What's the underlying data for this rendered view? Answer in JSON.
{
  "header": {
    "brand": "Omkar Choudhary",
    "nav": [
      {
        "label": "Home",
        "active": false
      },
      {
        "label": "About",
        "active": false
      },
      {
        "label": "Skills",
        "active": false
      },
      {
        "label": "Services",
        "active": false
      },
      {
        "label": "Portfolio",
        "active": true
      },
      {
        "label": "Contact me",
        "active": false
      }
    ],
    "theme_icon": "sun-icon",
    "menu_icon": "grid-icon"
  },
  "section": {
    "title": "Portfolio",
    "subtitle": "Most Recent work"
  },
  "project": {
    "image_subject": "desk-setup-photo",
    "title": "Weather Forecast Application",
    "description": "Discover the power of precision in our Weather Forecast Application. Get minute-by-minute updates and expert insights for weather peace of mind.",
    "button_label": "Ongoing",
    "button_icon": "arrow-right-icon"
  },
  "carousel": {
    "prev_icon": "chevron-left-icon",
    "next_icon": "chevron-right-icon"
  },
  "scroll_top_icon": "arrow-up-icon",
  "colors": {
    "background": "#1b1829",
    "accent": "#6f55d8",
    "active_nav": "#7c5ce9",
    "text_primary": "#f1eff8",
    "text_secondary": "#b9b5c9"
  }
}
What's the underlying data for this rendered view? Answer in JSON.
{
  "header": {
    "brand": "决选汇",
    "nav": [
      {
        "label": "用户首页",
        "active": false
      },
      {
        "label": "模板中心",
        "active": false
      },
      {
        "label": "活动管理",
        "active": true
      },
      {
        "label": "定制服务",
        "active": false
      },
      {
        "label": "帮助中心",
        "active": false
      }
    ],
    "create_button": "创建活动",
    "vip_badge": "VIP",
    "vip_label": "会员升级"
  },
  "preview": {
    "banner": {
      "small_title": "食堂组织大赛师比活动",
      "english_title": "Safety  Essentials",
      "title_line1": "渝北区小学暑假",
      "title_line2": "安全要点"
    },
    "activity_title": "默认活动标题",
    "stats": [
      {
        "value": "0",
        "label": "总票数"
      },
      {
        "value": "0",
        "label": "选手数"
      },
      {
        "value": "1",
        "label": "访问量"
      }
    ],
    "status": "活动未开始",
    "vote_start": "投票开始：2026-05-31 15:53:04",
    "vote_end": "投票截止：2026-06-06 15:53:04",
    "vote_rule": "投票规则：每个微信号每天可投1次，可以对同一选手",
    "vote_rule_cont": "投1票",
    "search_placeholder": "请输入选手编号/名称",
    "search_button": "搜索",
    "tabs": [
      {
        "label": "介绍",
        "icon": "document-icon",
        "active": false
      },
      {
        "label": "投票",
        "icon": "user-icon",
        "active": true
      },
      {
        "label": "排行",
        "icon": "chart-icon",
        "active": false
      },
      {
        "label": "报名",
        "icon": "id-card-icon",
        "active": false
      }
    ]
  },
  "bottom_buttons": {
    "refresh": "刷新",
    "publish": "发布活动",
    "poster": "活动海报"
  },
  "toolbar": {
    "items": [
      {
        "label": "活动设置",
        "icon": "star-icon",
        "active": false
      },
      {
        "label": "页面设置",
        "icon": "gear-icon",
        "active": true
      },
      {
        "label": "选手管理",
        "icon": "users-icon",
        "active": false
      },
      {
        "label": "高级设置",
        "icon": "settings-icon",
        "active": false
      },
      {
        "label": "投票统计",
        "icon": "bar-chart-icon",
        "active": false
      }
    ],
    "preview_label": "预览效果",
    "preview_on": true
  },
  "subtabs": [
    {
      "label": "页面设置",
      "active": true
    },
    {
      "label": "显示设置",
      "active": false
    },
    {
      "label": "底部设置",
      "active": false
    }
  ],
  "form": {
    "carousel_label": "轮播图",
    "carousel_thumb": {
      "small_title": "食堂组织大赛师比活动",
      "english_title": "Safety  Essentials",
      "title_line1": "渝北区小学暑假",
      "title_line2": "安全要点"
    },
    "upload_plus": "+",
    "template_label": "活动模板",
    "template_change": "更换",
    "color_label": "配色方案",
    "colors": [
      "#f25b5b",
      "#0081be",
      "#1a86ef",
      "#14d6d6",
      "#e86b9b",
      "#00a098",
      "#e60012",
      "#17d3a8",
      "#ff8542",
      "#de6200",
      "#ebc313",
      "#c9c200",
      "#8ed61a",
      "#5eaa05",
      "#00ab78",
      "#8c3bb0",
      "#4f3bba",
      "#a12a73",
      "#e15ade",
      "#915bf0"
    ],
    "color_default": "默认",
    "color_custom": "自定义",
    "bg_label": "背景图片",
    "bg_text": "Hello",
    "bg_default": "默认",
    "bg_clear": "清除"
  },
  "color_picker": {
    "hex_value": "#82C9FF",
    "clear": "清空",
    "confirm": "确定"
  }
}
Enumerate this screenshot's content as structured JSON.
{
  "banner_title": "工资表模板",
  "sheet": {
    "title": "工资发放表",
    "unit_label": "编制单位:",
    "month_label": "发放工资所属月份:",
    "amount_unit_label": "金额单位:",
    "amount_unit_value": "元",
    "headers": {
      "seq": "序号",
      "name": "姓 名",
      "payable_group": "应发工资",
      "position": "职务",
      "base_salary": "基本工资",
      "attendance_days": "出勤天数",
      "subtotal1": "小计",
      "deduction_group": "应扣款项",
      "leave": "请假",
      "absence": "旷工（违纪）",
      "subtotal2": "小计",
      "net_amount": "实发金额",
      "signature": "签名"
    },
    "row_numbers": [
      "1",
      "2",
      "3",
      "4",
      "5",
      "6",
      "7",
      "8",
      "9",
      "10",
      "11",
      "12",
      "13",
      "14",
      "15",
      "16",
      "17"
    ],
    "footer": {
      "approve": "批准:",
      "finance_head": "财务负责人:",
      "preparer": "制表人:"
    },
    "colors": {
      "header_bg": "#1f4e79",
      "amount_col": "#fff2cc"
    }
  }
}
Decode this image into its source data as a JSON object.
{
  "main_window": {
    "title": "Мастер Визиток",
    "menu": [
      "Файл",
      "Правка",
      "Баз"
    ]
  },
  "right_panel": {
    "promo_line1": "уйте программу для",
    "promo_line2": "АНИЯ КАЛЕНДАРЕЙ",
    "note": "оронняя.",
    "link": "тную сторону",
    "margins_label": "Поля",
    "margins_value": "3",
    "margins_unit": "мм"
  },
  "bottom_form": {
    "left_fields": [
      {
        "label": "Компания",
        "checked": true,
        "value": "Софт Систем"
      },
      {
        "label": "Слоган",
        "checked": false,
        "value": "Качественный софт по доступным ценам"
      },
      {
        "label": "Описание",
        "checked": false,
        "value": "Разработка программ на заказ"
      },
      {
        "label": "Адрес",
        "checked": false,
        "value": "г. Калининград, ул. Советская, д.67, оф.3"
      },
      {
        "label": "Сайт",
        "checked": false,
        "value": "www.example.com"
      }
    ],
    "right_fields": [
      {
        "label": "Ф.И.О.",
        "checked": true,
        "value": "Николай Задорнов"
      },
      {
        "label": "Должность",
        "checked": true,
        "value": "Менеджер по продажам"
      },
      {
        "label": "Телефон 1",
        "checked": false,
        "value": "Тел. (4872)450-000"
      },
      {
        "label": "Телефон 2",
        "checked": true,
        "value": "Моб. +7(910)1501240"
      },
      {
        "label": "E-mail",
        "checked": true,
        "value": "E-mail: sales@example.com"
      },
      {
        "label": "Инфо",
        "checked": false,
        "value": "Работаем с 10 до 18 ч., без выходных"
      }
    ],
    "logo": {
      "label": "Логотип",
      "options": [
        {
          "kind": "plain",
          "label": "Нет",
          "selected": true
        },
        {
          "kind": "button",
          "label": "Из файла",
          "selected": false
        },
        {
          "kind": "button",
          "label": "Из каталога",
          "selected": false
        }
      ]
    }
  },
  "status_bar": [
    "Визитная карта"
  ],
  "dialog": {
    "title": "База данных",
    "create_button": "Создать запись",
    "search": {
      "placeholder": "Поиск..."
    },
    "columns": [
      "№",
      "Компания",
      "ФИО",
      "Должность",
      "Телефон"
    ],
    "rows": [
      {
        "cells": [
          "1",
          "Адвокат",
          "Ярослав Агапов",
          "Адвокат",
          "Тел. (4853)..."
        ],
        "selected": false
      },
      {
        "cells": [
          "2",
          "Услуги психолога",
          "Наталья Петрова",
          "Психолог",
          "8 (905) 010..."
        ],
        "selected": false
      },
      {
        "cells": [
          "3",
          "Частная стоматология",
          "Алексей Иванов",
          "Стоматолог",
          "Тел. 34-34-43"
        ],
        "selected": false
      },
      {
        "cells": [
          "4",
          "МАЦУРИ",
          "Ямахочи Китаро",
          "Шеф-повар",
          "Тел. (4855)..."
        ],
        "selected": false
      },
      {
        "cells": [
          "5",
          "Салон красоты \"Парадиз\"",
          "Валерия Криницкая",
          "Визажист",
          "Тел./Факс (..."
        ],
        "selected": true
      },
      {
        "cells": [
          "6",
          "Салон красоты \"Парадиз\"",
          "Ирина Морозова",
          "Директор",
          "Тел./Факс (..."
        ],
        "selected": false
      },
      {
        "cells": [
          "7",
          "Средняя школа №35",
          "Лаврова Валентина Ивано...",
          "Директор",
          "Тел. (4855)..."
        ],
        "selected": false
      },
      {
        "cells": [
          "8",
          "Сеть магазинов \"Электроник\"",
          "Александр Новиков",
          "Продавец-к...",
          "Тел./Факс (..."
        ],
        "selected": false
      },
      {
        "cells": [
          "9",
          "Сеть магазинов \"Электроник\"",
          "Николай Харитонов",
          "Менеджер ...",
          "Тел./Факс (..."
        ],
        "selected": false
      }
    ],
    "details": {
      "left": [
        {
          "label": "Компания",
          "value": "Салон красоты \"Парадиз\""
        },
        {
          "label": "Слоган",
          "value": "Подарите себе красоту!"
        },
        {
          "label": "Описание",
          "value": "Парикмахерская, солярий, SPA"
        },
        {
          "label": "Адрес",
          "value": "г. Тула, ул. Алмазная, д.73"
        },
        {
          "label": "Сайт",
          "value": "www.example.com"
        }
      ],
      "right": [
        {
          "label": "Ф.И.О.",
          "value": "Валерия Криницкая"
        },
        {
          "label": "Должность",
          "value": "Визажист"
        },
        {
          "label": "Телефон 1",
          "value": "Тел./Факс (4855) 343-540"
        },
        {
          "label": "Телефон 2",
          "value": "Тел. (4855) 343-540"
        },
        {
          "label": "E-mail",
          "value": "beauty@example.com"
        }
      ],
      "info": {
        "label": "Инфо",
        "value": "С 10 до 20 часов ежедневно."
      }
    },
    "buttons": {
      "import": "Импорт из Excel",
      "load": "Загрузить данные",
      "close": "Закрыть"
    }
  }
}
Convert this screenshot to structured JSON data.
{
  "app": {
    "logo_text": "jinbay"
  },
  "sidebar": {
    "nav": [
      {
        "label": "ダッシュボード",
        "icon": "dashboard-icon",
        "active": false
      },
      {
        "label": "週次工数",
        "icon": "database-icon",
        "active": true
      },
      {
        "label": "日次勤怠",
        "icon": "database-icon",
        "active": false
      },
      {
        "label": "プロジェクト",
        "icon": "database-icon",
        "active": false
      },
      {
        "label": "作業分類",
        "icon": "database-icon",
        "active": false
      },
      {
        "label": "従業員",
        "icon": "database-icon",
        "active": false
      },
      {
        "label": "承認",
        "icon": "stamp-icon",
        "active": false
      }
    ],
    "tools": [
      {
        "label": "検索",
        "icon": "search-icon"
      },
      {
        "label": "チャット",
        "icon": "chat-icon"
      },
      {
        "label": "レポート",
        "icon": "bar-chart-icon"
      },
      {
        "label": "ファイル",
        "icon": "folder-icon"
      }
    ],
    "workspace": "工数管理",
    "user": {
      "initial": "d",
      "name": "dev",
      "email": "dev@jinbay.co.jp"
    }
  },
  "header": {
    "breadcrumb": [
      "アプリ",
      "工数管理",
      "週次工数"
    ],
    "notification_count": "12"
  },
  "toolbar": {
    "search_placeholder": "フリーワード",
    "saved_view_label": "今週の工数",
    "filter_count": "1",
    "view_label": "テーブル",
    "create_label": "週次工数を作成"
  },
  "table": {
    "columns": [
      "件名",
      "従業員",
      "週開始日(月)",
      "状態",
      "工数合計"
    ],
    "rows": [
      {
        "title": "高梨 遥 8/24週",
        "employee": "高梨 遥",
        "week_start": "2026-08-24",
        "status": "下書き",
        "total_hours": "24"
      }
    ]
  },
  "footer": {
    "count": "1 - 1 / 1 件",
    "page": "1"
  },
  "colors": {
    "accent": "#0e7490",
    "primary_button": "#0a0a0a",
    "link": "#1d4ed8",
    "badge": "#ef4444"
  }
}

**INSTRUCTION:** Look above for every line with the word "Менеджер" and copy it.

**TASK SOLUTION:**
        "value": "Менеджер по продажам"
          "Менеджер ...",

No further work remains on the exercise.